Typescript

TypeScript Lies? The Hidden Risks of Using Predicates!

1

TypeScript predicates are not truly safe!

At first glance, a function like isString seems harmless. It tells TypeScript: "If this function returns true, you can trust that the input is a string." But what TypeScript doesn’t do is verify the logic inside that function. You, the developer, are now responsible for proving that assertion is correct. TypeScript simply takes your word for it.

Let’s look at a subtly broken example:

function isUser(obj: any): obj is { name: string } {
return 'name' in obj;
}

This function claims that any object with a name property is a valid User — but it doesn’t check the type of name, or whether the object is even non-null. So this passes:

const maybeUser = { name: null };
if (isUser(maybeUser)) {
// TypeScript thinks maybeUser.name is a string
maybeUser.name.toUpperCase(); // 💥 Runtime crash
}

TypeScript happily trusts that name is a string because that’s what the predicate promised. But the predicate logic didn’t deliver.

■ Stored data ■

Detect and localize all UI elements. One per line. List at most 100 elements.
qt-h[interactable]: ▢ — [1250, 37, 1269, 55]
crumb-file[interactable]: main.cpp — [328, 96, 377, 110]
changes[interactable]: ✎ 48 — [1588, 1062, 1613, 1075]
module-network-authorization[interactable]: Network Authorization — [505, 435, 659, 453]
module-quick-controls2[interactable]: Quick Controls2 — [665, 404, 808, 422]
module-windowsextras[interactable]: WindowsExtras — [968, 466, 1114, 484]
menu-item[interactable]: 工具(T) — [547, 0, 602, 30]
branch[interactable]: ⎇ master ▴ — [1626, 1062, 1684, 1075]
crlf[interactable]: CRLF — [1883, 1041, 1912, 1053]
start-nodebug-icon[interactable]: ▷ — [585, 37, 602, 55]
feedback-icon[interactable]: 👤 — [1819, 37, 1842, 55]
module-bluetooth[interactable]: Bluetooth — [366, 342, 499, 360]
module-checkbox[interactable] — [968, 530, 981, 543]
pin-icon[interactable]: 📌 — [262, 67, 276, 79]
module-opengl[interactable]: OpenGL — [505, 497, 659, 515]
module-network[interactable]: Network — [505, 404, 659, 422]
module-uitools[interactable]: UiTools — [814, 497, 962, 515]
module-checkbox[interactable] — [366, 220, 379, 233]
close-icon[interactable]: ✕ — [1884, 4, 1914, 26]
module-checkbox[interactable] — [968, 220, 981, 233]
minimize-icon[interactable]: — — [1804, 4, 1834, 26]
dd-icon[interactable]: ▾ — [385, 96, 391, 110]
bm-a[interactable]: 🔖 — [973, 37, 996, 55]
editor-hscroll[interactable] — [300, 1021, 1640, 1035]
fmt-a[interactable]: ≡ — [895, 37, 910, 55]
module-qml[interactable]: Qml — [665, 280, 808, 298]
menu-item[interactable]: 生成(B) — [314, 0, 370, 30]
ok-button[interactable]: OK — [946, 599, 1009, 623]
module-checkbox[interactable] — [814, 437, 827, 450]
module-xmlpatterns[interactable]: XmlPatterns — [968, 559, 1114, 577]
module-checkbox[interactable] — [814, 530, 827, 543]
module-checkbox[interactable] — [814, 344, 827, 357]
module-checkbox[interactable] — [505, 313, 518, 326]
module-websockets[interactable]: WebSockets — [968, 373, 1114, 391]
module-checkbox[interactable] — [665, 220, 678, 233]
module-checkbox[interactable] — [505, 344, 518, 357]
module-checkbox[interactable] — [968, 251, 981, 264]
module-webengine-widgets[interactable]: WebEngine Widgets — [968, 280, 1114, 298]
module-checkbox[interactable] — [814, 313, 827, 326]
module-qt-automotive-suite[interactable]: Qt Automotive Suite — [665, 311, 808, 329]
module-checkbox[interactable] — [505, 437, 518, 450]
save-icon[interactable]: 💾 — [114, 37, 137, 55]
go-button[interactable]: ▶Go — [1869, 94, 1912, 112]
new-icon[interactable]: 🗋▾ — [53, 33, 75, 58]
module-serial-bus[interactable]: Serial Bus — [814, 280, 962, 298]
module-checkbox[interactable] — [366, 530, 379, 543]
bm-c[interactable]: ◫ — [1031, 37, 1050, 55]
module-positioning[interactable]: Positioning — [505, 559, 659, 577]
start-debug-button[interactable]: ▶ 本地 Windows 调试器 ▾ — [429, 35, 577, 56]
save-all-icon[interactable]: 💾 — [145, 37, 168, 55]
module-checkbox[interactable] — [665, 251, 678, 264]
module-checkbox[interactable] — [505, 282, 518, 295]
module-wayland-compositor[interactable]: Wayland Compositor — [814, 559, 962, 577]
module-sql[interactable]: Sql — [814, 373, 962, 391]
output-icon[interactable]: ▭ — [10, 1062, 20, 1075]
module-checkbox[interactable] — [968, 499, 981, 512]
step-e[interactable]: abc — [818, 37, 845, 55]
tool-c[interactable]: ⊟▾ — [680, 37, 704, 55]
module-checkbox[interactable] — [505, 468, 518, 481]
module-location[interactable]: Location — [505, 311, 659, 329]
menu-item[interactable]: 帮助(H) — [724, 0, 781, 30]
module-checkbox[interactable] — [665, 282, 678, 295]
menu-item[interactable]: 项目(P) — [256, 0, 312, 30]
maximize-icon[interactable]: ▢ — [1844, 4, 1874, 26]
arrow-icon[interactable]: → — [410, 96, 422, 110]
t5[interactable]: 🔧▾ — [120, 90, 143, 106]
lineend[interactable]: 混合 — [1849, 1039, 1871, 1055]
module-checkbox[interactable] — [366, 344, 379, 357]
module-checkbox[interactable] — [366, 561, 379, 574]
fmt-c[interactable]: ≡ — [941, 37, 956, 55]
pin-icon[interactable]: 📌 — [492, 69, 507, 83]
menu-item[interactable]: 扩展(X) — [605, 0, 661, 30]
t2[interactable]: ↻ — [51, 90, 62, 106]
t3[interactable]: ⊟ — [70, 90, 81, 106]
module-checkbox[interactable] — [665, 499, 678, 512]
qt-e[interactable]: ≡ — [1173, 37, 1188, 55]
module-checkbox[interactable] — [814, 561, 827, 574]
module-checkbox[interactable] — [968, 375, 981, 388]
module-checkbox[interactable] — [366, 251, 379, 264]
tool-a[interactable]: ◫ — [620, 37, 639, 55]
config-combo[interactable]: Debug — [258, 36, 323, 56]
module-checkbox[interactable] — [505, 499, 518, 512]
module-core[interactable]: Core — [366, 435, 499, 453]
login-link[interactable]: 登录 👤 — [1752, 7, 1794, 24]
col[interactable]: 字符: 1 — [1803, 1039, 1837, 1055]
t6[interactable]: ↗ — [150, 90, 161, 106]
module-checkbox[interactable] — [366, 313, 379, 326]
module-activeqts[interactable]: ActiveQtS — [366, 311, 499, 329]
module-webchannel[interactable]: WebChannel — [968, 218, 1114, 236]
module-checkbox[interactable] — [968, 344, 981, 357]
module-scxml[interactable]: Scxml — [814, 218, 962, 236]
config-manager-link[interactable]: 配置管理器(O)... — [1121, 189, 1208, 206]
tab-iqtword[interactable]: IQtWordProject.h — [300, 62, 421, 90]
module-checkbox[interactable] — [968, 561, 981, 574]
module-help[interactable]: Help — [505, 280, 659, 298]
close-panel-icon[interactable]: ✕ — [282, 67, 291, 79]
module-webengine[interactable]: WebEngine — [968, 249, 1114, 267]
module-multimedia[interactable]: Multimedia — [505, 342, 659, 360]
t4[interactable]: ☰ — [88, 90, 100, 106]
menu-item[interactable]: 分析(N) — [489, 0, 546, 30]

■ Exercise tasks ■
- a) List every function or method name that the article on TypeScript predicates mentions, in the order each first appears.
- b) Extend the article on TypeScript predicates past its final sentence, carrying on in the same voice.

■ Responses to the tasks ■
- a) isString, isUser, toUpperCase

- b)
The Illusion of Safety

This is the core problem with type predicates: they are only as safe as the logic inside them, but TypeScript provides no enforcement. It's a handshake agreement between the developer and the compiler. If the developer breaks that agreement, the compiler still behaves as if nothing is wrong.

Even worse, TypeScript’s type system cannot validate the correctness of a predicate. It has no insight into whether the logic inside isUser is sound. This leads to a false sense of safety — one that doesn’t show up until runtime.

When Things Go Wrong

Here's another problematic scenario:

function isNumberArray(input: any): input is number[] {
return Array.isArray(input);
}

This passes:

const data: unknown = [1, "two", 3];
if (isNumberArray(data)) {
data.forEach(num => console.log(num.toFixed(2))); // 💥 Runtime crash on "two"
}

The type predicate says it's a number array — and TypeScript believes it. But it’s not.

Best Practices (or How to Tread Carefully)

  • Always validate all assumptions in your predicate — types, structure, null checks, etc.

  • Avoid writing broad predicates that pass easily; be specific.

  • Don’t over-trust predicates from third-party code unless you’ve audited their logic.

  • Consider using runtime validation libraries like Zod or io-ts for more robust checks.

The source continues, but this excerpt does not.